> **What you need to do**
Find each line with the word "Branch" and copy it.

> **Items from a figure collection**

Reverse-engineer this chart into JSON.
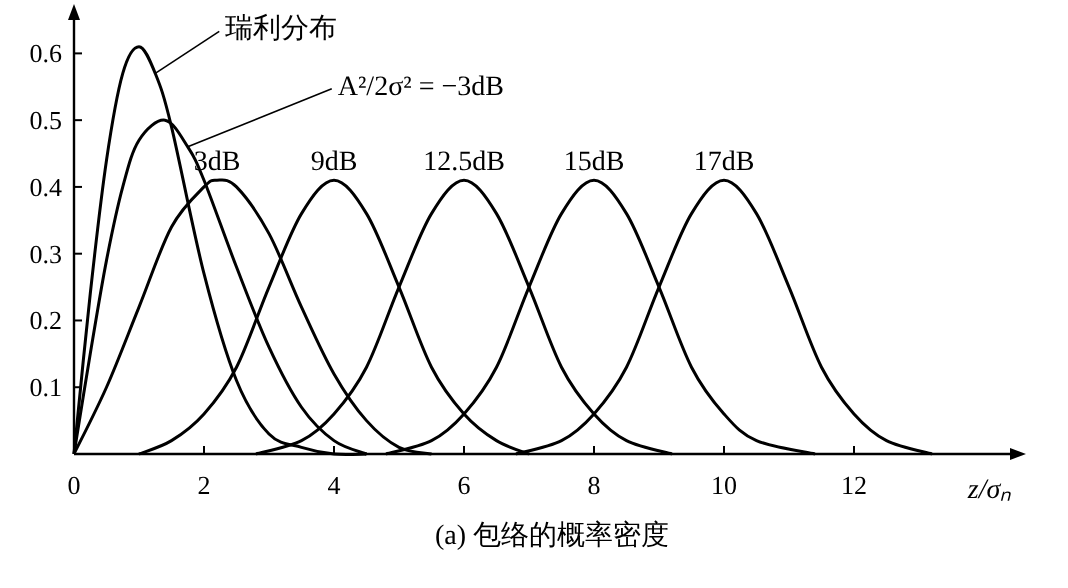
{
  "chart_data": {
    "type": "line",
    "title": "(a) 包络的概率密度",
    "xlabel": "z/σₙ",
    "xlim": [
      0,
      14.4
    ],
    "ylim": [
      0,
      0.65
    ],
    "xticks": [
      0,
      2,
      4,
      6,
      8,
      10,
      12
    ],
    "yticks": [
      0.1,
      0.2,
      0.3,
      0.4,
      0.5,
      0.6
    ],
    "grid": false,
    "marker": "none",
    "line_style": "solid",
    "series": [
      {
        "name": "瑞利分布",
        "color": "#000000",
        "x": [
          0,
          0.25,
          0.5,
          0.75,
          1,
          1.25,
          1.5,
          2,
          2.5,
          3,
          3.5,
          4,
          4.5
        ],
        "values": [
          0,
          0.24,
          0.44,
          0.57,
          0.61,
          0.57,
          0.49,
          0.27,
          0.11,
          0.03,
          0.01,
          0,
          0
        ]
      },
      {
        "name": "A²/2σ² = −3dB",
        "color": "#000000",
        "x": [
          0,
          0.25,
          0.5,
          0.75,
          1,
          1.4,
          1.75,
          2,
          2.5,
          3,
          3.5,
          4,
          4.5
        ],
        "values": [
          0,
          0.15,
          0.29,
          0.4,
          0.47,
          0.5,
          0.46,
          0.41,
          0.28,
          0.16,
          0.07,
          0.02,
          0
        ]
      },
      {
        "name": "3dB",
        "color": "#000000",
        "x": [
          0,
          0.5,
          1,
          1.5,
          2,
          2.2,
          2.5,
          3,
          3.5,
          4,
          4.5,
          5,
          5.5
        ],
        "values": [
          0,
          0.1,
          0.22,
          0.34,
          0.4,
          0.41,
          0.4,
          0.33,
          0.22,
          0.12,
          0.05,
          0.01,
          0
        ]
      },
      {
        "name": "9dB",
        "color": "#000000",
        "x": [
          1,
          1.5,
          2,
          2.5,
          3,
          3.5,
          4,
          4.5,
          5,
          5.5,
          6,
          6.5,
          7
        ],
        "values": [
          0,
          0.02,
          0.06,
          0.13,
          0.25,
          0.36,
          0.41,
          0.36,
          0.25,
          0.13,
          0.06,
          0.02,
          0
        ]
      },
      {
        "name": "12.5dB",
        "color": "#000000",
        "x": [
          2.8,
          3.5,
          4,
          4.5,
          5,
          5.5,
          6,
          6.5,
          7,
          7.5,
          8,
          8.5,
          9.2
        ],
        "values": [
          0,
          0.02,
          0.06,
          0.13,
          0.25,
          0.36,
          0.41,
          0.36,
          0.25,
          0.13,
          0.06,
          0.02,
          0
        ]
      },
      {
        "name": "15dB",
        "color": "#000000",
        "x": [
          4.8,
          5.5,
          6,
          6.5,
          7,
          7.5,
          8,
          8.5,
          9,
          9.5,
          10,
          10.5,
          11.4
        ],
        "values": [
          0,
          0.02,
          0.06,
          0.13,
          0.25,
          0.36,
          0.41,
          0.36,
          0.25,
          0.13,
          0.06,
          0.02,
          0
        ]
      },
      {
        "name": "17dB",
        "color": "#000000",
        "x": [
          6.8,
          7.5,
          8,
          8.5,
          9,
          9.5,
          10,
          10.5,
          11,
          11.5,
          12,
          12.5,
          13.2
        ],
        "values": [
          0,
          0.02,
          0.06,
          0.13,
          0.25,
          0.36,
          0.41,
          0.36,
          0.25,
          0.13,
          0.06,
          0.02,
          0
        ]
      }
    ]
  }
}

==

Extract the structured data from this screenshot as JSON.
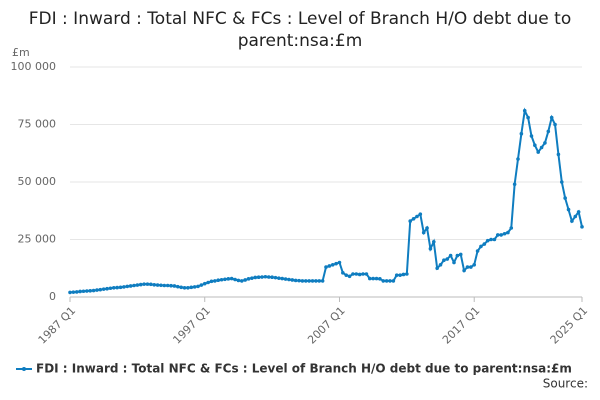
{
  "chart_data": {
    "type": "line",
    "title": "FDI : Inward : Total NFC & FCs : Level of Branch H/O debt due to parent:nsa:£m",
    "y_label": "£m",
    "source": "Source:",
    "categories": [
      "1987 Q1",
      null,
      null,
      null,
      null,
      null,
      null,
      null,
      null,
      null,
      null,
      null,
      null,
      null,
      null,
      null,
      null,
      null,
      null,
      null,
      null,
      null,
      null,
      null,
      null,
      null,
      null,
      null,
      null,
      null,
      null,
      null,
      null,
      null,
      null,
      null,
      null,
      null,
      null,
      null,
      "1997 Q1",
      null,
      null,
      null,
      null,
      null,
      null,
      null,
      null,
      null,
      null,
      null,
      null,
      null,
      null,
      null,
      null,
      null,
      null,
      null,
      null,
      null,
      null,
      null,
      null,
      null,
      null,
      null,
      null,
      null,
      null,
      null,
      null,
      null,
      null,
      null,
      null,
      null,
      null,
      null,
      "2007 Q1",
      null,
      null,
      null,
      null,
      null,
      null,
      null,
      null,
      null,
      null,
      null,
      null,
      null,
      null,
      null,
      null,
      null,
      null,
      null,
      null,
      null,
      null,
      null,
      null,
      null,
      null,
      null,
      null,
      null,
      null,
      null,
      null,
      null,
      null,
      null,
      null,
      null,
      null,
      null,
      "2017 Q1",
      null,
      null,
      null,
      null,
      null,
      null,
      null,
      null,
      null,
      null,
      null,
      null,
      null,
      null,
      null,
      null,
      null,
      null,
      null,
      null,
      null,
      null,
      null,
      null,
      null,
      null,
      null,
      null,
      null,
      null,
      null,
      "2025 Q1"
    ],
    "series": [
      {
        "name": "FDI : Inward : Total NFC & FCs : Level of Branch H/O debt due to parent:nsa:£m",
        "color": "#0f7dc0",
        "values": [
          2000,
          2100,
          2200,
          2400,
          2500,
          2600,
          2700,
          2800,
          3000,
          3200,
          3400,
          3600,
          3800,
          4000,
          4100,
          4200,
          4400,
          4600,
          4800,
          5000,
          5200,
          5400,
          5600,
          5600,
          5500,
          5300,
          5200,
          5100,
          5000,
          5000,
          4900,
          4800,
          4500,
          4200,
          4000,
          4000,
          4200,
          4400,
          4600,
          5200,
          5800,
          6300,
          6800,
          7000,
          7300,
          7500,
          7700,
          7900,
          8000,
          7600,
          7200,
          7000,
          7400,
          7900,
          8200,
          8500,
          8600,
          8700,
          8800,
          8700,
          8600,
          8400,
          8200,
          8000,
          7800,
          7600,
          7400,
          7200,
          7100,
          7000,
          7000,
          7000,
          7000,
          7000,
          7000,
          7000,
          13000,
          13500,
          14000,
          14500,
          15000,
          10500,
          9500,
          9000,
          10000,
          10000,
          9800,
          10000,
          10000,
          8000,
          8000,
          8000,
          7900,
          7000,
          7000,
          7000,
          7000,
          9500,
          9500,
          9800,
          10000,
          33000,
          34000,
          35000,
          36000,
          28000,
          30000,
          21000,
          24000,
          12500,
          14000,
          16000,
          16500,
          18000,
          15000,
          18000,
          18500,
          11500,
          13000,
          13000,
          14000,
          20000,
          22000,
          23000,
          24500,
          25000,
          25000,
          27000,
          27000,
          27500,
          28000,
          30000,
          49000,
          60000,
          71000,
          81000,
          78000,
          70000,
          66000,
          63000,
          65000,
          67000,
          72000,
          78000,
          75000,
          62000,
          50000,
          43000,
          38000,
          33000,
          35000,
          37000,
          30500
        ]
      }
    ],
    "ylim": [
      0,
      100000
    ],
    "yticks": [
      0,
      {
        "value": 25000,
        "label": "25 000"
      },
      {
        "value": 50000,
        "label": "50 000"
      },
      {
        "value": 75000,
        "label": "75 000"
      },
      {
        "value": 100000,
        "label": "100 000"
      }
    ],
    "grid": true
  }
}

==

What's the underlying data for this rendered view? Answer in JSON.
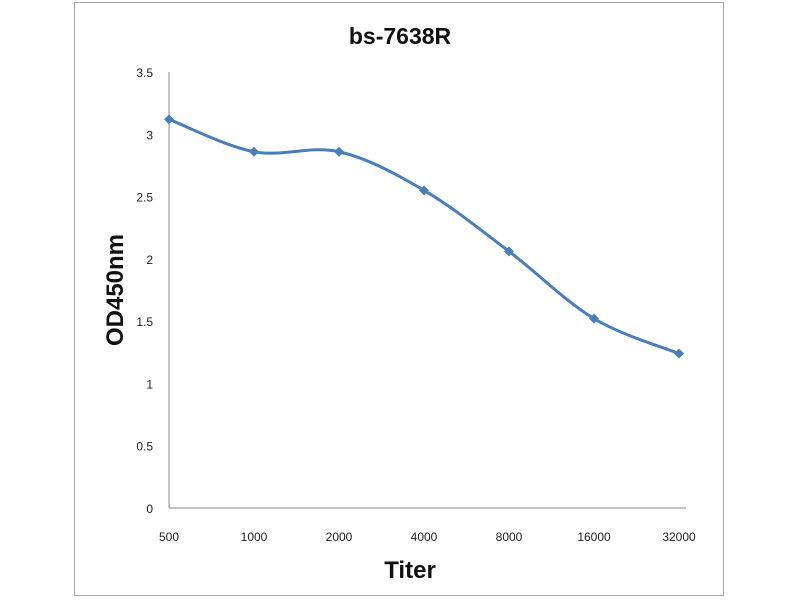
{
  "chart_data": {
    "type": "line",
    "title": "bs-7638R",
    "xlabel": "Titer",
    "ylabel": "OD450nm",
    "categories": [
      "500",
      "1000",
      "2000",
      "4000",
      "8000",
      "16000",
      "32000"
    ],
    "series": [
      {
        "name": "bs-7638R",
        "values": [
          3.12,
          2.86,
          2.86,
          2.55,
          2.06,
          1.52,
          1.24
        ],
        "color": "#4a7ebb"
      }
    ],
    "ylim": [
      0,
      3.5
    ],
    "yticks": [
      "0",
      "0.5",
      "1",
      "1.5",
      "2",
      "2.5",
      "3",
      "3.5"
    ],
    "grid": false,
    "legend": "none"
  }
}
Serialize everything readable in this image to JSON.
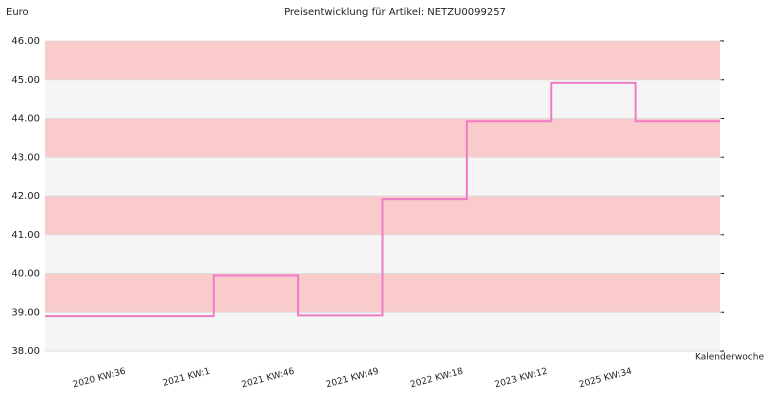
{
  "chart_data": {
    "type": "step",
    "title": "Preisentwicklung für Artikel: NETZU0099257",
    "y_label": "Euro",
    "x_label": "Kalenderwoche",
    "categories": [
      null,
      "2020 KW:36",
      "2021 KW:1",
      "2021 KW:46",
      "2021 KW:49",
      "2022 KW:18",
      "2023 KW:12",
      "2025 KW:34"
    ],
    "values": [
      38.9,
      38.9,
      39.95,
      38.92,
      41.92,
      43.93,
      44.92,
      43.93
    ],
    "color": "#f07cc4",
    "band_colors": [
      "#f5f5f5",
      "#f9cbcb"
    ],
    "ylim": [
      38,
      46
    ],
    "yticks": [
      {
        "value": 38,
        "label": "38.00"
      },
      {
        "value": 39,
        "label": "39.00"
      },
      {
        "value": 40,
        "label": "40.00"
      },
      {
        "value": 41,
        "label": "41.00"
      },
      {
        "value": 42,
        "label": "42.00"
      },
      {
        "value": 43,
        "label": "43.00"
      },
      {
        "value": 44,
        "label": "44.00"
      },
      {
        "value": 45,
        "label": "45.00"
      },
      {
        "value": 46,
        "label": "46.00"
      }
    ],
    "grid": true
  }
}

> **Result of the task**
    "title": "FDI : Inward : Total NFC & FCs : Level of Branch H/O debt due to parent:nsa:£m",
        "name": "FDI : Inward : Total NFC & FCs : Level of Branch H/O debt due to parent:nsa:£m",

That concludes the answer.